Passage to read:
■ ■ ■ ■

YEARS AGO


Today is Tuesday, Nov. 4, the 308th day of 2014. There are 57 days left in the year. This is Election Day.

ASSOCIATED PRESS

On this date in:

1862: Inventor Richard J. Gatling receives a U.S. patent for his rapid-fire Gatling gun.

1922: The entrance to King Tutankhamen’s tomb is discovered in Egypt.

1924: President Calvin Coolidge, who had succeeded the late President Warren G. Harding, is elected to a full term of office; Nellie T. Ross of Wyoming is elected the nation’s first female governor to serve out the remaining term of her late husband, William B. Ross.

1939: The United States modifies its neutrality stance in World War II, allowing “cash and carry” purchases of arms by belligerents, a policy favoring Britain and France.

1942: During World War II, Axis forces retreat from El Alamein in North Africa in a major victory for British forces commanded by Lt. Gen. Bernard Montgomery.

■ ■ ■ ■

What to work on:
Decide whether each statement agrees with the Nov. 4 almanac above, answering yes or no and quoting the deciding words: (a) Richard J. Gatling received a U.S. patent for the Gatling gun in 1862. (b) The entrance to King Tutankhamen's tomb was discovered in 1942. (c) The British forces at El Alamein were commanded by Lt. Gen. Bernard Montgomery.

(Dataset rows)
■ ■ ■ ■

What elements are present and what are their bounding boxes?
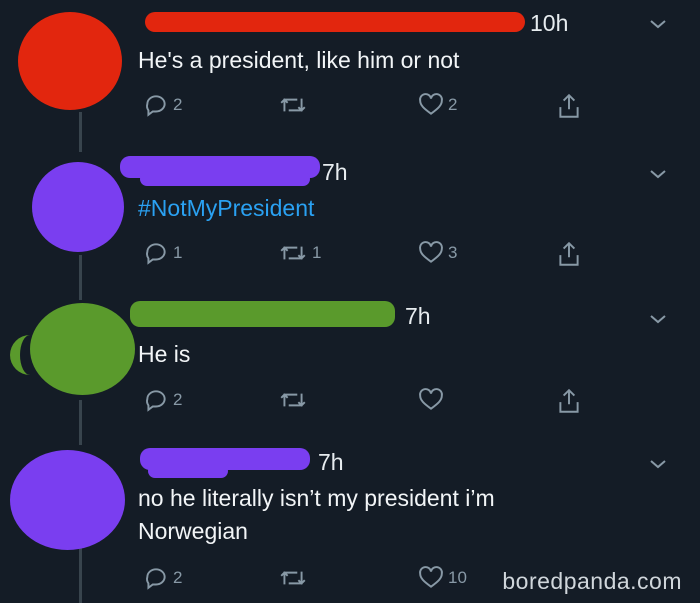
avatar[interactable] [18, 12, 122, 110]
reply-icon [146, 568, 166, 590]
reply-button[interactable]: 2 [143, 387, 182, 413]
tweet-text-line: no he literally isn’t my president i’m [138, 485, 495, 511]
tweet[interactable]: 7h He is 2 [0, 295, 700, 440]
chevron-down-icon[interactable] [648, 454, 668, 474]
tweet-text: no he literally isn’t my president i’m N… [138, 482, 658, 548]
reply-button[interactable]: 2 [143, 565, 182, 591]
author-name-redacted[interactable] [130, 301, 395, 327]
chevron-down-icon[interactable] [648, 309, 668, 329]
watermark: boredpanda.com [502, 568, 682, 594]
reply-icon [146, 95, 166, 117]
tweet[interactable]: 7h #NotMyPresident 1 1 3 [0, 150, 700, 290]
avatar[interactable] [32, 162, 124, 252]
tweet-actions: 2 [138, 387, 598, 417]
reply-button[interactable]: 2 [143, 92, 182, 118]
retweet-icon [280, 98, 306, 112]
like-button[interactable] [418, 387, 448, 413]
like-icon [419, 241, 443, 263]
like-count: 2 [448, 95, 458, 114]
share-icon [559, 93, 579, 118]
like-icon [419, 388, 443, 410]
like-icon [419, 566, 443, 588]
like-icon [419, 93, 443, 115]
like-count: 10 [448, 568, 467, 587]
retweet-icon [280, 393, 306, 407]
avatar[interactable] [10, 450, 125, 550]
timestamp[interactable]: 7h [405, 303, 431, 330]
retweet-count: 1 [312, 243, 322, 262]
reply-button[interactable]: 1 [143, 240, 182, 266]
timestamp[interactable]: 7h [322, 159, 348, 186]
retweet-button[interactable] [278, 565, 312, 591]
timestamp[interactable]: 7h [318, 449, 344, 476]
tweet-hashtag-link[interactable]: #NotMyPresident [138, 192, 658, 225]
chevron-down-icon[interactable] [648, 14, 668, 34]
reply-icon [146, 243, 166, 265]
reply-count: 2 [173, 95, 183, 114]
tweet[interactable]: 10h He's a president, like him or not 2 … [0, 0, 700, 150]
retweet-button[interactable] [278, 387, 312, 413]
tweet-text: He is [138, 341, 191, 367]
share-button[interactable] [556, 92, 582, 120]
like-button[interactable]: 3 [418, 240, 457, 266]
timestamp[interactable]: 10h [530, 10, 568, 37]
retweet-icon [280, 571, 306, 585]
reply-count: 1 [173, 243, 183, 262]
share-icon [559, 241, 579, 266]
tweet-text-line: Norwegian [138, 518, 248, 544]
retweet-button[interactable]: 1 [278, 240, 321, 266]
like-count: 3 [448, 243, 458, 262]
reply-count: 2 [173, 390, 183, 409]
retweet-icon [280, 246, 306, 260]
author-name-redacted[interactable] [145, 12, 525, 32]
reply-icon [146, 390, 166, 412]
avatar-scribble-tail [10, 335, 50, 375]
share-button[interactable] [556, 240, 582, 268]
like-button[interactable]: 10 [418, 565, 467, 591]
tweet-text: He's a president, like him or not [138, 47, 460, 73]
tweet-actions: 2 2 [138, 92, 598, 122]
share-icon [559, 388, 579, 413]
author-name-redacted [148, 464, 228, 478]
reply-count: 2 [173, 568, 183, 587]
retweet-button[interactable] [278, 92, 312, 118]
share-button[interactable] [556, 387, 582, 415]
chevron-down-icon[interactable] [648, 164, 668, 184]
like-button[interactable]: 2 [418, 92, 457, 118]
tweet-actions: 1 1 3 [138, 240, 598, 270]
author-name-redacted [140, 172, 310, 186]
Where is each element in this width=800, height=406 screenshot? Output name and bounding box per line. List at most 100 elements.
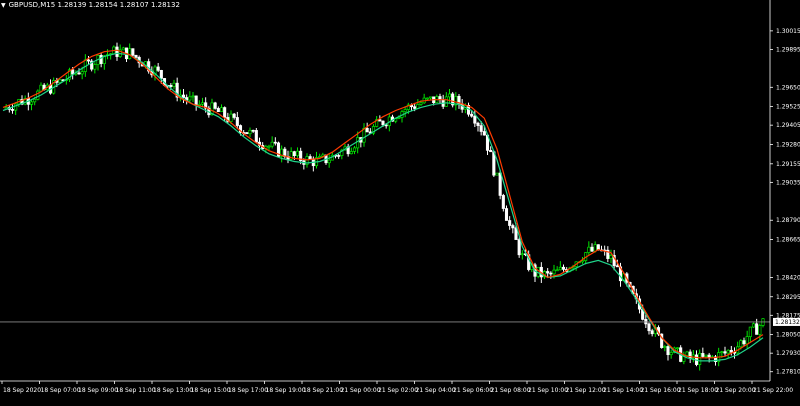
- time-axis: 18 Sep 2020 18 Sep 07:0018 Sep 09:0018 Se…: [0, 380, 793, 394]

■ ■ ■ ■

Task response:
(a) Yes: "1862: Inventor Richard J. Gatling receives a U.S. patent for his rapid-fire Gatling gun."
(b) No: "1922: The entrance to King Tutankhamen’s tomb is discovered in Egypt."
(c) Yes: "British forces commanded by Lt. Gen. Bernard Montgomery."